_Text provided_:
___
Comment by Markus N. (Markus.N) - Monday, 02 March 2015, 17:23 GMT
  • Field changed: Percent Complete (100% → 0%)
Still failing with 1.3.2-3

Could the root cause be in another package ? The reason why I'm asking this is:
I have two PC's. When I noticed the NFS Server failure on PC 1, I updated PC 2 with --ignore nfs-utils. But PC2 also failed after the update.
If this is really the case, it would explain why it seems to work for some people and fails for others.
Comment by Andy Clay (andyc) - Monday, 02 March 2015, 22:08 GMT
As noted in the above fedora bug https://bugzilla.redhat.com/show_bug.cgi?id=1183992, this can be fixed by changing 'Requires=' line from rpcbind.target to rpcbind.service in the systemd service files nfs-server.service and rpc-statd.service.

The services then start correctly after boot.

I don't know if this is the real root of the problem, but it may help to point in the right direction.
___
_Information shown_:
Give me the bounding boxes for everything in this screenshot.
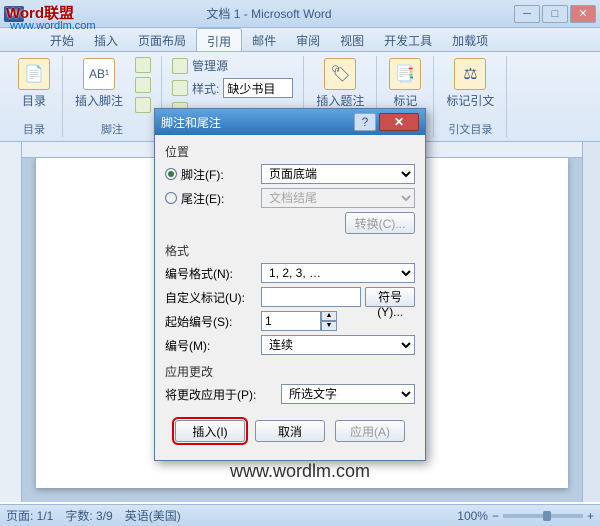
___
_Tasks to carry out_:
1. According to the NFS thread, which two systemd service files need their 'Requires=' line changed?
2. Pick up the forum thread about the NFS server failure where it stops, and write what comes next.

_Per-task answers_:
1. nfs-server.service and rpc-statd.service

2.
Comment by Markus N. (Markus.N) - Tuesday, 03 March 2015, 08:53 GMT
OK, it looks like that helped. NFS Server is running.
At the moment, I can only see the state of the server, because I'm at work now and currently only PC 1 is running at home (and accssible via VNC session). So I could not test if PC 2 can access the server on PC 1 correctly.

Maybe I have found something that could point to the root cause. There are three dead symlinks in /etc/systemd/system/multi-user.target.wants:
nfsd.service -> /usr/lib/systemd/system/nfsd.service
rpc-idmapd.service -> /usr/lib/systemd/system/rpc-idmapd.service
rpc-mountd.service -> /usr/lib/systemd/system/rpc-mountd.service

The files are completely missing, not been relocated.
I am not sure if some of them are obsolete in between, bit AFAIR, the rpc-idmapd is needed to resolve the user ID's to user names. Or did I miss an important change in this concept ?
Comment by Andreas Radke (AndyRTR) - Tuesday, 03 March 2015, 17:38 GMT
so far no report back from the op.

Markus' issue looks like a wrong user configuration. This could be a missing .pacnew file merge or something else. This has nothing to do with the initial bug we solved.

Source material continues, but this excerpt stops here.